*PROBLEM REQUIREMENTS*
Could you print every record below exactly as it appears?

==== SOURCE RECORDS ====

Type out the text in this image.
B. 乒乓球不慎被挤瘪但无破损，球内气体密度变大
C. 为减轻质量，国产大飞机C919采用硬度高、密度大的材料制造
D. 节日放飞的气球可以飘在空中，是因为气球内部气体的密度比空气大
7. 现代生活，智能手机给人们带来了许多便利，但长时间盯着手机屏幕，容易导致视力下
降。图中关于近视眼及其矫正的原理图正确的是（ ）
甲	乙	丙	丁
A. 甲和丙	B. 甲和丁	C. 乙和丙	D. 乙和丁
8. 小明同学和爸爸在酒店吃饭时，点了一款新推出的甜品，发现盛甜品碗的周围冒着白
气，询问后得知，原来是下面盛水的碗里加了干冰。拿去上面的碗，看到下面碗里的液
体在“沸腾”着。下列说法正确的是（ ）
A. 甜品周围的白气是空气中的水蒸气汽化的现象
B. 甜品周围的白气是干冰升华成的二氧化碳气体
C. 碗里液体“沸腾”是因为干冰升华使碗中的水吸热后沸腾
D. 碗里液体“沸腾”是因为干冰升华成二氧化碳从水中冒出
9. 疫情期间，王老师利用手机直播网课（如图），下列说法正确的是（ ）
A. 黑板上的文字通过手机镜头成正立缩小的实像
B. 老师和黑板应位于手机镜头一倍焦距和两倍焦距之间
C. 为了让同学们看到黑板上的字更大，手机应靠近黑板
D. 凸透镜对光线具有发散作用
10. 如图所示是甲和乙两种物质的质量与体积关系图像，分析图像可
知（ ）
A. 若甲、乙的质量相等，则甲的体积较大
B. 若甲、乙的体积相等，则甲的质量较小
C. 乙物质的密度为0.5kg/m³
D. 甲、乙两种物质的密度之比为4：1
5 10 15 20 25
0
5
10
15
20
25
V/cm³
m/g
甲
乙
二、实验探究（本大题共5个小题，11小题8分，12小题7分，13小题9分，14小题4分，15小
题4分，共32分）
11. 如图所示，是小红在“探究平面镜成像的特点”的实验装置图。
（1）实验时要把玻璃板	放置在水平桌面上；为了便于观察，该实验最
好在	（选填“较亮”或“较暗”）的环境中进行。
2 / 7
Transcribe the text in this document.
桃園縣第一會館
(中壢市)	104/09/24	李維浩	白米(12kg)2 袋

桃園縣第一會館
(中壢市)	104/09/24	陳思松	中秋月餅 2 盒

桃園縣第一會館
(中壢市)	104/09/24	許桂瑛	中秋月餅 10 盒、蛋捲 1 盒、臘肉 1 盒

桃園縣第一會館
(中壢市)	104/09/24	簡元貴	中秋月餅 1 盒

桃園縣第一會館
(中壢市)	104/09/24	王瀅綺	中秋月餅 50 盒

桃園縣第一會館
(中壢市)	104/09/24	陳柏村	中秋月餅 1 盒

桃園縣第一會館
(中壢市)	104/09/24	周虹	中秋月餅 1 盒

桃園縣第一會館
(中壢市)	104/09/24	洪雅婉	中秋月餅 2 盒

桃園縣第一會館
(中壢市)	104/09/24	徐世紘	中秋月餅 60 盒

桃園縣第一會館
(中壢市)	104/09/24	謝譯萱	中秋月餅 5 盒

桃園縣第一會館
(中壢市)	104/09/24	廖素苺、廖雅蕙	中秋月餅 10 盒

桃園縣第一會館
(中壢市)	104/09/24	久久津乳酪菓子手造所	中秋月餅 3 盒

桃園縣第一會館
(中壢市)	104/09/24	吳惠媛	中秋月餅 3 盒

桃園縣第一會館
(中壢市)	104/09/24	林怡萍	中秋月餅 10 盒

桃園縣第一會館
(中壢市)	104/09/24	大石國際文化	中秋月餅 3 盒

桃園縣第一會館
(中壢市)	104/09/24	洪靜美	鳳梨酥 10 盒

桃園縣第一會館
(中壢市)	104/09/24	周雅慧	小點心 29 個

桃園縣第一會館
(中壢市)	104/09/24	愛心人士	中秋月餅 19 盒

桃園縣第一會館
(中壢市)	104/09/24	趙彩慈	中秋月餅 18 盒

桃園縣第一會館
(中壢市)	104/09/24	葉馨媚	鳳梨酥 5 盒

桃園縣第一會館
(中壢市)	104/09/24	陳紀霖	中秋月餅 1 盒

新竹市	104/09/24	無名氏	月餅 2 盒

====

*WRITTEN SOLUTION*
Type out the text in this image.
B. 乒乓球不慎被挤瘪但无破损，球内气体密度变大
C. 为减轻质量，国产大飞机C919采用硬度高、密度大的材料制造
D. 节日放飞的气球可以飘在空中，是因为气球内部气体的密度比空气大
7. 现代生活，智能手机给人们带来了许多便利，但长时间盯着手机屏幕，容易导致视力下
降。图中关于近视眼及其矫正的原理图正确的是（ ）
甲	乙	丙	丁
A. 甲和丙	B. 甲和丁	C. 乙和丙	D. 乙和丁
8. 小明同学和爸爸在酒店吃饭时，点了一款新推出的甜品，发现盛甜品碗的周围冒着白
气，询问后得知，原来是下面盛水的碗里加了干冰。拿去上面的碗，看到下面碗里的液
体在“沸腾”着。下列说法正确的是（ ）
A. 甜品周围的白气是空气中的水蒸气汽化的现象
B. 甜品周围的白气是干冰升华成的二氧化碳气体
C. 碗里液体“沸腾”是因为干冰升华使碗中的水吸热后沸腾
D. 碗里液体“沸腾”是因为干冰升华成二氧化碳从水中冒出
9. 疫情期间，王老师利用手机直播网课（如图），下列说法正确的是（ ）
A. 黑板上的文字通过手机镜头成正立缩小的实像
B. 老师和黑板应位于手机镜头一倍焦距和两倍焦距之间
C. 为了让同学们看到黑板上的字更大，手机应靠近黑板
D. 凸透镜对光线具有发散作用
10. 如图所示是甲和乙两种物质的质量与体积关系图像，分析图像可
知（ ）
A. 若甲、乙的质量相等，则甲的体积较大
B. 若甲、乙的体积相等，则甲的质量较小
C. 乙物质的密度为0.5kg/m³
D. 甲、乙两种物质的密度之比为4：1
5 10 15 20 25
0
5
10
15
20
25
V/cm³
m/g
甲
乙
二、实验探究（本大题共5个小题，11小题8分，12小题7分，13小题9分，14小题4分，15小
题4分，共32分）
11. 如图所示，是小红在“探究平面镜成像的特点”的实验装置图。
（1）实验时要把玻璃板	放置在水平桌面上；为了便于观察，该实验最
好在	（选填“较亮”或“较暗”）的环境中进行。
2 / 7
Transcribe the text in this document.
桃園縣第一會館
(中壢市)	104/09/24	李維浩	白米(12kg)2 袋

桃園縣第一會館
(中壢市)	104/09/24	陳思松	中秋月餅 2 盒

桃園縣第一會館
(中壢市)	104/09/24	許桂瑛	中秋月餅 10 盒、蛋捲 1 盒、臘肉 1 盒

桃園縣第一會館
(中壢市)	104/09/24	簡元貴	中秋月餅 1 盒

桃園縣第一會館
(中壢市)	104/09/24	王瀅綺	中秋月餅 50 盒

桃園縣第一會館
(中壢市)	104/09/24	陳柏村	中秋月餅 1 盒

桃園縣第一會館
(中壢市)	104/09/24	周虹	中秋月餅 1 盒

桃園縣第一會館
(中壢市)	104/09/24	洪雅婉	中秋月餅 2 盒

桃園縣第一會館
(中壢市)	104/09/24	徐世紘	中秋月餅 60 盒

桃園縣第一會館
(中壢市)	104/09/24	謝譯萱	中秋月餅 5 盒

桃園縣第一會館
(中壢市)	104/09/24	廖素苺、廖雅蕙	中秋月餅 10 盒

桃園縣第一會館
(中壢市)	104/09/24	久久津乳酪菓子手造所	中秋月餅 3 盒

桃園縣第一會館
(中壢市)	104/09/24	吳惠媛	中秋月餅 3 盒

桃園縣第一會館
(中壢市)	104/09/24	林怡萍	中秋月餅 10 盒

桃園縣第一會館
(中壢市)	104/09/24	大石國際文化	中秋月餅 3 盒

桃園縣第一會館
(中壢市)	104/09/24	洪靜美	鳳梨酥 10 盒

桃園縣第一會館
(中壢市)	104/09/24	周雅慧	小點心 29 個

桃園縣第一會館
(中壢市)	104/09/24	愛心人士	中秋月餅 19 盒

桃園縣第一會館
(中壢市)	104/09/24	趙彩慈	中秋月餅 18 盒

桃園縣第一會館
(中壢市)	104/09/24	葉馨媚	鳳梨酥 5 盒

桃園縣第一會館
(中壢市)	104/09/24	陳紀霖	中秋月餅 1 盒

新竹市	104/09/24	無名氏	月餅 2 盒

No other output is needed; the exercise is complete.